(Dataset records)

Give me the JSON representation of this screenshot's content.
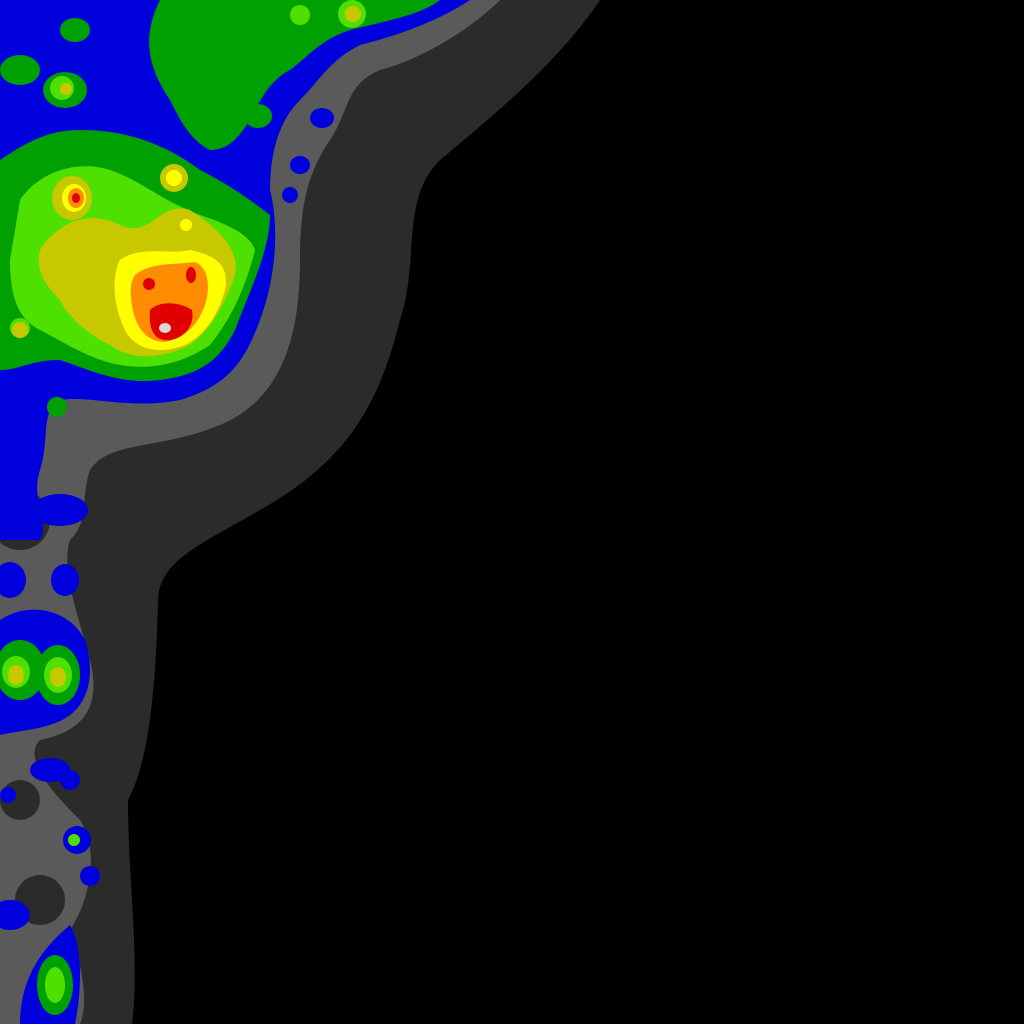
{
  "map": {
    "kind": "light-pollution-intensity-map",
    "background_color": "#000000",
    "legend_text": "",
    "intensity_levels": [
      {
        "level": 0,
        "name": "darkest",
        "color": "#000000"
      },
      {
        "level": 1,
        "name": "dark-gray",
        "color": "#2b2b2b"
      },
      {
        "level": 2,
        "name": "gray",
        "color": "#5a5a5a"
      },
      {
        "level": 3,
        "name": "blue",
        "color": "#0000dc"
      },
      {
        "level": 4,
        "name": "green",
        "color": "#00a000"
      },
      {
        "level": 5,
        "name": "light-green",
        "color": "#4ee000"
      },
      {
        "level": 6,
        "name": "olive",
        "color": "#c8c800"
      },
      {
        "level": 7,
        "name": "yellow",
        "color": "#ffff00"
      },
      {
        "level": 8,
        "name": "orange",
        "color": "#ff8c00"
      },
      {
        "level": 9,
        "name": "red",
        "color": "#e00000"
      },
      {
        "level": 10,
        "name": "white",
        "color": "#d8d8d8"
      }
    ]
  }
}
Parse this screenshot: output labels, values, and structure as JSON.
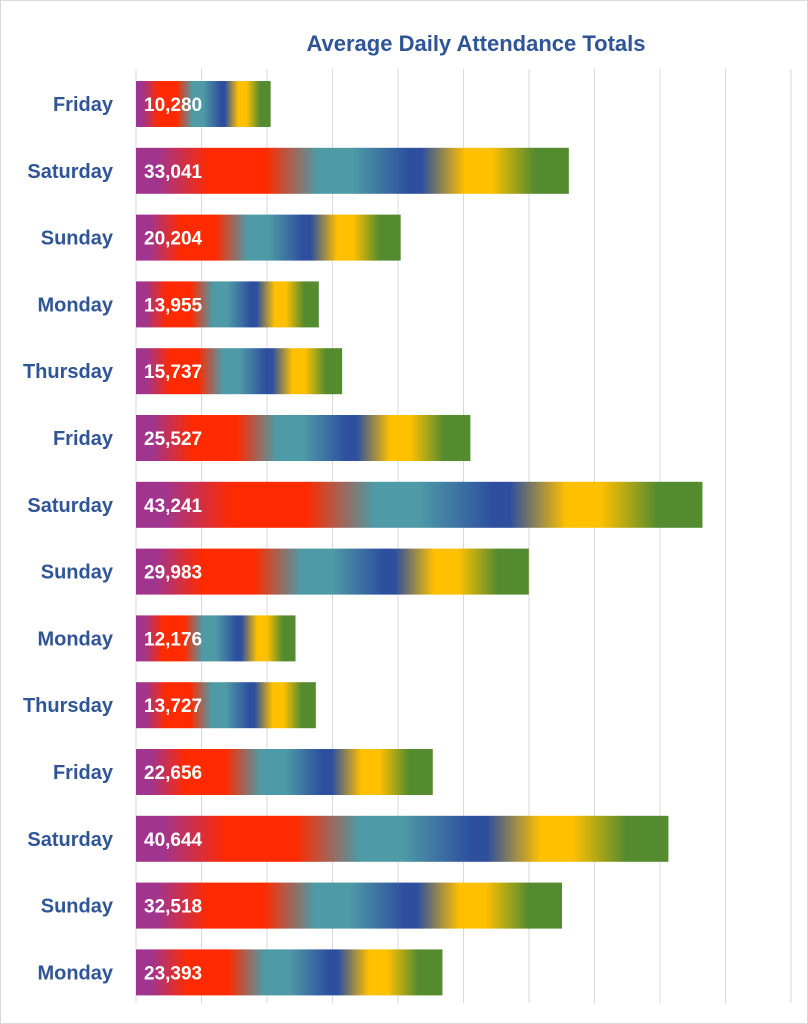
{
  "chart_data": {
    "type": "bar",
    "orientation": "horizontal",
    "title": "Average Daily Attendance Totals",
    "xlabel": "",
    "ylabel": "",
    "xlim": [
      0,
      50000
    ],
    "grid": true,
    "categories": [
      "Friday",
      "Saturday",
      "Sunday",
      "Monday",
      "Thursday",
      "Friday",
      "Saturday",
      "Sunday",
      "Monday",
      "Thursday",
      "Friday",
      "Saturday",
      "Sunday",
      "Monday"
    ],
    "values": [
      10280,
      33041,
      20204,
      13955,
      15737,
      25527,
      43241,
      29983,
      12176,
      13727,
      22656,
      40644,
      32518,
      23393
    ],
    "value_labels": [
      "10,280",
      "33,041",
      "20,204",
      "13,955",
      "15,737",
      "25,527",
      "43,241",
      "29,983",
      "12,176",
      "13,727",
      "22,656",
      "40,644",
      "32,518",
      "23,393"
    ],
    "bar_fill": "rainbow-gradient",
    "gradient_colors": [
      "#a0358f",
      "#ff2a00",
      "#4e9aa6",
      "#2d4f9e",
      "#ffc000",
      "#558b2f"
    ]
  },
  "colors": {
    "title": "#2f5597",
    "category_label": "#2f5597",
    "value_label": "#ffffff",
    "gridline": "#d9d9d9"
  }
}
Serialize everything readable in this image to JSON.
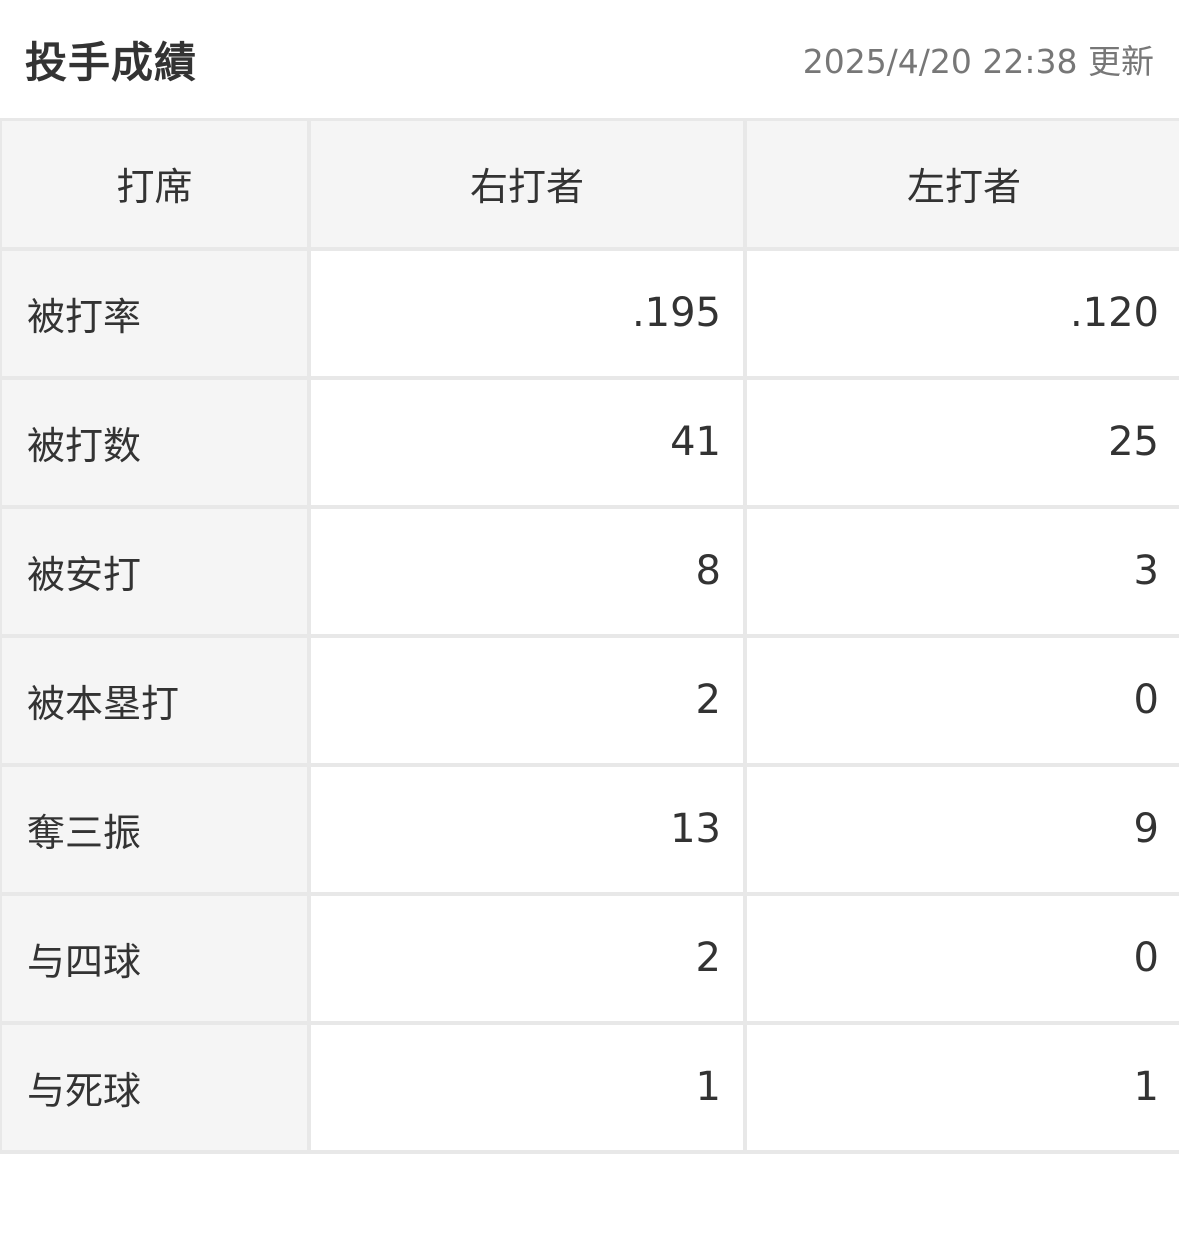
{
  "header": {
    "title": "投手成績",
    "updated": "2025/4/20 22:38 更新"
  },
  "table": {
    "columns": [
      "打席",
      "右打者",
      "左打者"
    ],
    "rows": [
      {
        "label": "被打率",
        "right": ".195",
        "left": ".120"
      },
      {
        "label": "被打数",
        "right": "41",
        "left": "25"
      },
      {
        "label": "被安打",
        "right": "8",
        "left": "3"
      },
      {
        "label": "被本塁打",
        "right": "2",
        "left": "0"
      },
      {
        "label": "奪三振",
        "right": "13",
        "left": "9"
      },
      {
        "label": "与四球",
        "right": "2",
        "left": "0"
      },
      {
        "label": "与死球",
        "right": "1",
        "left": "1"
      }
    ]
  }
}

# Task instructions
Pick out the lines containing the string "title" and show them.

# Solution below
    "title": "Average Daily Attendance Totals",
    "title": "#2f5597",
    "title": "投手成績",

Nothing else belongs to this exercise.